• SET EXERCISE
Keep every line where the word "their" appears; drop the rest.

• AVAILABLE DATA
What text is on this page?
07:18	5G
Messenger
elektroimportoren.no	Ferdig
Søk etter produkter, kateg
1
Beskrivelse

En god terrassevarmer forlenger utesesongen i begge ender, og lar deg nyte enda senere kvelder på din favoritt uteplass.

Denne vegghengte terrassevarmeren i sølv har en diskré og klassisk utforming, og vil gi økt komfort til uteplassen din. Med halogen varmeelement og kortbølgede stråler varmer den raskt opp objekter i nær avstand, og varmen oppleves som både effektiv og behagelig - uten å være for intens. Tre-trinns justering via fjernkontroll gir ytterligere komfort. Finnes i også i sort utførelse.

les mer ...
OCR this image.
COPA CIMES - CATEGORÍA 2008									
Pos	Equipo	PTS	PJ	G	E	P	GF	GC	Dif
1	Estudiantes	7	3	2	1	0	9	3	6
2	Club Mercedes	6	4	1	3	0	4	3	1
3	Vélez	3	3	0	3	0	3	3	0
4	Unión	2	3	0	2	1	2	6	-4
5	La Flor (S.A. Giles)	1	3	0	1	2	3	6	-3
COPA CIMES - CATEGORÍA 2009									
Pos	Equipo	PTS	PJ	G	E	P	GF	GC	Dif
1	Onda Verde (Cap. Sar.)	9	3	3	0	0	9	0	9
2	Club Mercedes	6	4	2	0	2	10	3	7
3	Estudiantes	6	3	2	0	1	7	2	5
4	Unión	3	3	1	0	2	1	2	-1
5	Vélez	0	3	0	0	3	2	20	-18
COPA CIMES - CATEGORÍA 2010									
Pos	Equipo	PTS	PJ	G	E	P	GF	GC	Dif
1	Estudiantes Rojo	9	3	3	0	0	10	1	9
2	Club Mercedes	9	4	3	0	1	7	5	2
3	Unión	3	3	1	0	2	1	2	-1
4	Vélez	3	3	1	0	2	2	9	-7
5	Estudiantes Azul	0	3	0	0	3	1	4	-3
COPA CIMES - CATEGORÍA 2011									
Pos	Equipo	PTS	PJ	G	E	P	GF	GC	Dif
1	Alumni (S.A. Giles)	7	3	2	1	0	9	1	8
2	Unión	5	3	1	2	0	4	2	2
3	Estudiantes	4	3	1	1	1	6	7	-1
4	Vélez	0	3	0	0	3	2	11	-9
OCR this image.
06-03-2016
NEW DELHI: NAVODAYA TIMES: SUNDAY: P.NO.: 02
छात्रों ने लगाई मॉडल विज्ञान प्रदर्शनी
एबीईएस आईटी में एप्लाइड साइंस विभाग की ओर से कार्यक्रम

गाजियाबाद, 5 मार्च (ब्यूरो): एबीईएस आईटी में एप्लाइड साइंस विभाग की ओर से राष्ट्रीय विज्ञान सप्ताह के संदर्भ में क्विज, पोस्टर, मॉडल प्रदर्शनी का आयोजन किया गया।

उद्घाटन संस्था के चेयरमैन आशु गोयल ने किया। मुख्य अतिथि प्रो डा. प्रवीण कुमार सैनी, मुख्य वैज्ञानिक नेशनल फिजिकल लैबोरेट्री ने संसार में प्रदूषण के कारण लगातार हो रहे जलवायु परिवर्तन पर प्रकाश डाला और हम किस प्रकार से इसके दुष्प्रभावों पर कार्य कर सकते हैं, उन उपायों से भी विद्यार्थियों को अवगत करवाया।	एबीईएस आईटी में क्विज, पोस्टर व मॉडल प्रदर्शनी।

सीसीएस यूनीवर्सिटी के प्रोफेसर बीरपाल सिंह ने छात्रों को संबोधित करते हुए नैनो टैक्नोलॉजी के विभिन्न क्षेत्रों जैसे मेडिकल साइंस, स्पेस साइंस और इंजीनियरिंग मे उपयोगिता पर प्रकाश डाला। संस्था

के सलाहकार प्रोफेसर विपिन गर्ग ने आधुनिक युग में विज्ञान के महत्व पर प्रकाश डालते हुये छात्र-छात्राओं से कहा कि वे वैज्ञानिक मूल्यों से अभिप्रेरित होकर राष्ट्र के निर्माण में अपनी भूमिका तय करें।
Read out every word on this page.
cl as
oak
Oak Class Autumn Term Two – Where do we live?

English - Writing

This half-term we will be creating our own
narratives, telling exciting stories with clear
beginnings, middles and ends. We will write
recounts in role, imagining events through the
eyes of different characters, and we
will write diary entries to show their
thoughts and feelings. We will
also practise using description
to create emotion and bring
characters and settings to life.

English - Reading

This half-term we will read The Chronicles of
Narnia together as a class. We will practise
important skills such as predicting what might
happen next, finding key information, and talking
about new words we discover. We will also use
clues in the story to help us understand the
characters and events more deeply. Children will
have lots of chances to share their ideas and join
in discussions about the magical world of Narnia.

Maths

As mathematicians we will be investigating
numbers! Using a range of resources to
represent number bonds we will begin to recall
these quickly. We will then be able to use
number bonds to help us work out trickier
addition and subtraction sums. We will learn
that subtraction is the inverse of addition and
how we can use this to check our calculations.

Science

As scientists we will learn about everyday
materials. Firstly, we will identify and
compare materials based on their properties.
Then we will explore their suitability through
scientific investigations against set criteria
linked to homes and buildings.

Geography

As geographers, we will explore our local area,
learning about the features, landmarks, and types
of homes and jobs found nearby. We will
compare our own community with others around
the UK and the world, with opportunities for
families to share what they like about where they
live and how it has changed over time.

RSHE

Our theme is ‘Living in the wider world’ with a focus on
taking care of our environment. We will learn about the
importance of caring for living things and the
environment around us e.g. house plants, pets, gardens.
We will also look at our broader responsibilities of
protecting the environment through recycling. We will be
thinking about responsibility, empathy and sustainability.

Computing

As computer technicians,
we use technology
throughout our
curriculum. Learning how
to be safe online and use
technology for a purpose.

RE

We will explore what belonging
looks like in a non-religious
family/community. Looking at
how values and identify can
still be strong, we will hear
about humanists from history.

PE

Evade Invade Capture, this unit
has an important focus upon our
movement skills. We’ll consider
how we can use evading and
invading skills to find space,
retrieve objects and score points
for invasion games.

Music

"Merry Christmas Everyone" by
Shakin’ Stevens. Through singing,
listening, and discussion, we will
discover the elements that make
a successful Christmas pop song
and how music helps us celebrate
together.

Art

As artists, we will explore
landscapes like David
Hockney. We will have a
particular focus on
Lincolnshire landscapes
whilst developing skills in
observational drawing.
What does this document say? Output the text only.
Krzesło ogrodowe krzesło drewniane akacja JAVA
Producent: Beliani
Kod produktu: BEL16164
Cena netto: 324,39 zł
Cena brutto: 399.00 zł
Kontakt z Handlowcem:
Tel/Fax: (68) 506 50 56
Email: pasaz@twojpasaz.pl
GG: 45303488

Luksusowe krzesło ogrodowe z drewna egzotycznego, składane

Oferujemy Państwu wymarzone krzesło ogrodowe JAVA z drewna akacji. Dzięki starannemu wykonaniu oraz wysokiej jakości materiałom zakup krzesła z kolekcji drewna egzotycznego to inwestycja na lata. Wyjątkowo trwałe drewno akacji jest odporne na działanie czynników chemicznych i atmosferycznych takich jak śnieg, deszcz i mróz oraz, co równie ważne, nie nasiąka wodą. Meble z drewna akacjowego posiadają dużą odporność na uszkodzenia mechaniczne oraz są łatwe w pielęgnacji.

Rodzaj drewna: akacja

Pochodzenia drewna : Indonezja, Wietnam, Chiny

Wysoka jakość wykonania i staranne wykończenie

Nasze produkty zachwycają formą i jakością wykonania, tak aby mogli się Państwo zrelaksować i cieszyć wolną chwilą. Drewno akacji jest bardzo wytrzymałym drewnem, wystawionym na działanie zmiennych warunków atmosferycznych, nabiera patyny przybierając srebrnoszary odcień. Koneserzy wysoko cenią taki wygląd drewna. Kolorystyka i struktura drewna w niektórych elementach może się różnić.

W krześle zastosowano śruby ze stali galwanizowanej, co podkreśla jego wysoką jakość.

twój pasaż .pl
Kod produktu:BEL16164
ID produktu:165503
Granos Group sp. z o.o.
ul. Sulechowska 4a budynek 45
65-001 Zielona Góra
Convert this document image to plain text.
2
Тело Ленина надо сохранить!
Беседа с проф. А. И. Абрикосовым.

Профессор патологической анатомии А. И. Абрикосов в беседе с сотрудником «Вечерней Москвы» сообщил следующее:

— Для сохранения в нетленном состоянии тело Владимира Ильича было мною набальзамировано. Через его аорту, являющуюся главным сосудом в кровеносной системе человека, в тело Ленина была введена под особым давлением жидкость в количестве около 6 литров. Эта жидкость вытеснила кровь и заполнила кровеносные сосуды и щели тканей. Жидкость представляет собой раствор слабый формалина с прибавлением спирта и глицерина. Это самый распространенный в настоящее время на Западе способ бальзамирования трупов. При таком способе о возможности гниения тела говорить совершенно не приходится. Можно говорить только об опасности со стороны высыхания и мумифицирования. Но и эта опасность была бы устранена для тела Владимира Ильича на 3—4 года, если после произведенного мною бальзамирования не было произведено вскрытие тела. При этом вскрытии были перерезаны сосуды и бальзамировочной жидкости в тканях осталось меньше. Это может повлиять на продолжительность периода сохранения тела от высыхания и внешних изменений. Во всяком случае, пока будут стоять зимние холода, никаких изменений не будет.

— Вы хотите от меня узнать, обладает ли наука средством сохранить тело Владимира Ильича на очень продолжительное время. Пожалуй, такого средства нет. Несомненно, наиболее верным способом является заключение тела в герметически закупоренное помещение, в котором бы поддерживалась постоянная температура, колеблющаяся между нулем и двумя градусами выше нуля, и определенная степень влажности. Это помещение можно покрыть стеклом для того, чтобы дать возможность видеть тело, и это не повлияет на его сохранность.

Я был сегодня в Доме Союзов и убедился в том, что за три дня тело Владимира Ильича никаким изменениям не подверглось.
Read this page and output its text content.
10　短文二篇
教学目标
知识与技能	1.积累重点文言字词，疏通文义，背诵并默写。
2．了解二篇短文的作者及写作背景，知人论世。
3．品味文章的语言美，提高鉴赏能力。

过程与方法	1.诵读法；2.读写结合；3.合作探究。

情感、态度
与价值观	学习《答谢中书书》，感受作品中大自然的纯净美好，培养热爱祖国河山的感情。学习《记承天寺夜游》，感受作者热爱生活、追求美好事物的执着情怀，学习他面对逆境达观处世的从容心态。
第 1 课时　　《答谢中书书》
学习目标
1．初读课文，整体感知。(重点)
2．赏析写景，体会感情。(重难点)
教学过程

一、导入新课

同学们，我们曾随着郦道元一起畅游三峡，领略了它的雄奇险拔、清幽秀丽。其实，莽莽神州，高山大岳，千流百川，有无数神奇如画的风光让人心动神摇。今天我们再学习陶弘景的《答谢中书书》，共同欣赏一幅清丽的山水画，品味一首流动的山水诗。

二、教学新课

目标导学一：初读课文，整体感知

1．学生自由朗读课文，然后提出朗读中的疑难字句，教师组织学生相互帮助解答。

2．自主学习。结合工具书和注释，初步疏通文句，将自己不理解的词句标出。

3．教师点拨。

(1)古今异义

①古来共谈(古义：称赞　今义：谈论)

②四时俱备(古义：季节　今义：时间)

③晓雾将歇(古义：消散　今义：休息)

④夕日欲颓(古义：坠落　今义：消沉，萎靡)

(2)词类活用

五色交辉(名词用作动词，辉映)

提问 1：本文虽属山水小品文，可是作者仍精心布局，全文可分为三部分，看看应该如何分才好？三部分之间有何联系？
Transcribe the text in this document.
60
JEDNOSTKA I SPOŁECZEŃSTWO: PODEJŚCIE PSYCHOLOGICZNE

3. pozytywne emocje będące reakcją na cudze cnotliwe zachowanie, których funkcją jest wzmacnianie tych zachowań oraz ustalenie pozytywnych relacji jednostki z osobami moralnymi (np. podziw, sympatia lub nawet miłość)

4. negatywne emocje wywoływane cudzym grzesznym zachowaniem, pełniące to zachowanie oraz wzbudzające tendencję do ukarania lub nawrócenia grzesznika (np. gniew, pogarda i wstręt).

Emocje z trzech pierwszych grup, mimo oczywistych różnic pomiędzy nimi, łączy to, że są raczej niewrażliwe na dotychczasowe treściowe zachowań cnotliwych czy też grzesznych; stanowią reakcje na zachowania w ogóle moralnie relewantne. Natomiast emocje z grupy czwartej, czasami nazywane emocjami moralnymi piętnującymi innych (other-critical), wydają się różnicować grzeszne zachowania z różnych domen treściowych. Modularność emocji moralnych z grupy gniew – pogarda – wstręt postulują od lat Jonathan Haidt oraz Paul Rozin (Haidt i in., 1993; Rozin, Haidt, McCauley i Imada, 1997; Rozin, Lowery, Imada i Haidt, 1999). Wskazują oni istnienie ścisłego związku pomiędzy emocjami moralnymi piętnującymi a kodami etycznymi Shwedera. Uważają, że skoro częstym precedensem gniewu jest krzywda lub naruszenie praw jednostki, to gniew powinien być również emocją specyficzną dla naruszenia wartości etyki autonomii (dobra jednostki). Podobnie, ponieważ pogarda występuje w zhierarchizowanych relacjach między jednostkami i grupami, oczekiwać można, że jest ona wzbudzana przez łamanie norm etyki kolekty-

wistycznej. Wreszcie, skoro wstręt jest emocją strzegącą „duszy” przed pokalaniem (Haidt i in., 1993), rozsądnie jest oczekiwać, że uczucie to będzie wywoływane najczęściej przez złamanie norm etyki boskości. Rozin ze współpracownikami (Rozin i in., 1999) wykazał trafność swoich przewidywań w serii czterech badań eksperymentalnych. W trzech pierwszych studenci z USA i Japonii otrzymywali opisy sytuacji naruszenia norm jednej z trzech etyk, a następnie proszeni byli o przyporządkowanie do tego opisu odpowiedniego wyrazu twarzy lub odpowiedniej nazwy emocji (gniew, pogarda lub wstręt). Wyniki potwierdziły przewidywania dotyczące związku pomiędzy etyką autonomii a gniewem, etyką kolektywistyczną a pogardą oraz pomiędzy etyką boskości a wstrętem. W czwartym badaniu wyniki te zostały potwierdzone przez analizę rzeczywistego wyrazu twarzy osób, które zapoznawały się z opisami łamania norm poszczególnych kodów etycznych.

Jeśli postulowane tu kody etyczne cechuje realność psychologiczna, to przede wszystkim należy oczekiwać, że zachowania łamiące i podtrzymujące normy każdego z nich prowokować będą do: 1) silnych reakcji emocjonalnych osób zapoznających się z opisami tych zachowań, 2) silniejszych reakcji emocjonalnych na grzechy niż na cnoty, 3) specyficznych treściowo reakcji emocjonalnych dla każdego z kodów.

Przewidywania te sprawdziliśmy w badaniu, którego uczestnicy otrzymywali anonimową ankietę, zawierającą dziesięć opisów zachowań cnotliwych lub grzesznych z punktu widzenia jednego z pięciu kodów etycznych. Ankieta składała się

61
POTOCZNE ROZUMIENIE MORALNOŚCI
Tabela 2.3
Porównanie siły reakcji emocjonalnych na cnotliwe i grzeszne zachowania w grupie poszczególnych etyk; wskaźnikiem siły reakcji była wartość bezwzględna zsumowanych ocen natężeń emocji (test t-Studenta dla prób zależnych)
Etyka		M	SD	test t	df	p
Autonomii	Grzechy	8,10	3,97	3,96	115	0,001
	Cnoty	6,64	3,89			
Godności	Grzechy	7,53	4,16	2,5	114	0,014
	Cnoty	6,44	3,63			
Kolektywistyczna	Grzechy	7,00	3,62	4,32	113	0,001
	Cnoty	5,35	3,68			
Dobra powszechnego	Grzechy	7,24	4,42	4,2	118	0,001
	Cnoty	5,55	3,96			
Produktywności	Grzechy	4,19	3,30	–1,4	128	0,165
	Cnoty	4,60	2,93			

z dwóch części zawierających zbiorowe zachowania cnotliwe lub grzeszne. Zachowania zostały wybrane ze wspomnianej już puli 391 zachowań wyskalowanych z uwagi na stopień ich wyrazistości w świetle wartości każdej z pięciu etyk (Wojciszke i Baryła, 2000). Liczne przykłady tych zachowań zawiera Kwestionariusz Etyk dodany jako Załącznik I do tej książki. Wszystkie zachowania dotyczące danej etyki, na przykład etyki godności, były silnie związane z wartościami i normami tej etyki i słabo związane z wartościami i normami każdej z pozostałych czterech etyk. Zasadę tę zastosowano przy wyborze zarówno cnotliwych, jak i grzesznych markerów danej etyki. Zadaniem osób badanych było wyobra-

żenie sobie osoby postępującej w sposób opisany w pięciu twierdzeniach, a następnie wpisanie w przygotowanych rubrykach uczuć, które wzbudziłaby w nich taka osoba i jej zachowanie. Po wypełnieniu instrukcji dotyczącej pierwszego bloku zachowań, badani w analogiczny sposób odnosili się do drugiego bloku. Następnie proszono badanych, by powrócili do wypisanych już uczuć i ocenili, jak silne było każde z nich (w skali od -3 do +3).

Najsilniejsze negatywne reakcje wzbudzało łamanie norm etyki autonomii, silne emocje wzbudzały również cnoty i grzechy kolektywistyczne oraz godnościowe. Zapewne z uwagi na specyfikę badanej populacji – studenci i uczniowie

• SOLUTION
will write diary entries to show their
have lots of chances to share their ideas and join
compare materials based on their properties.
Then we will explore their suitability through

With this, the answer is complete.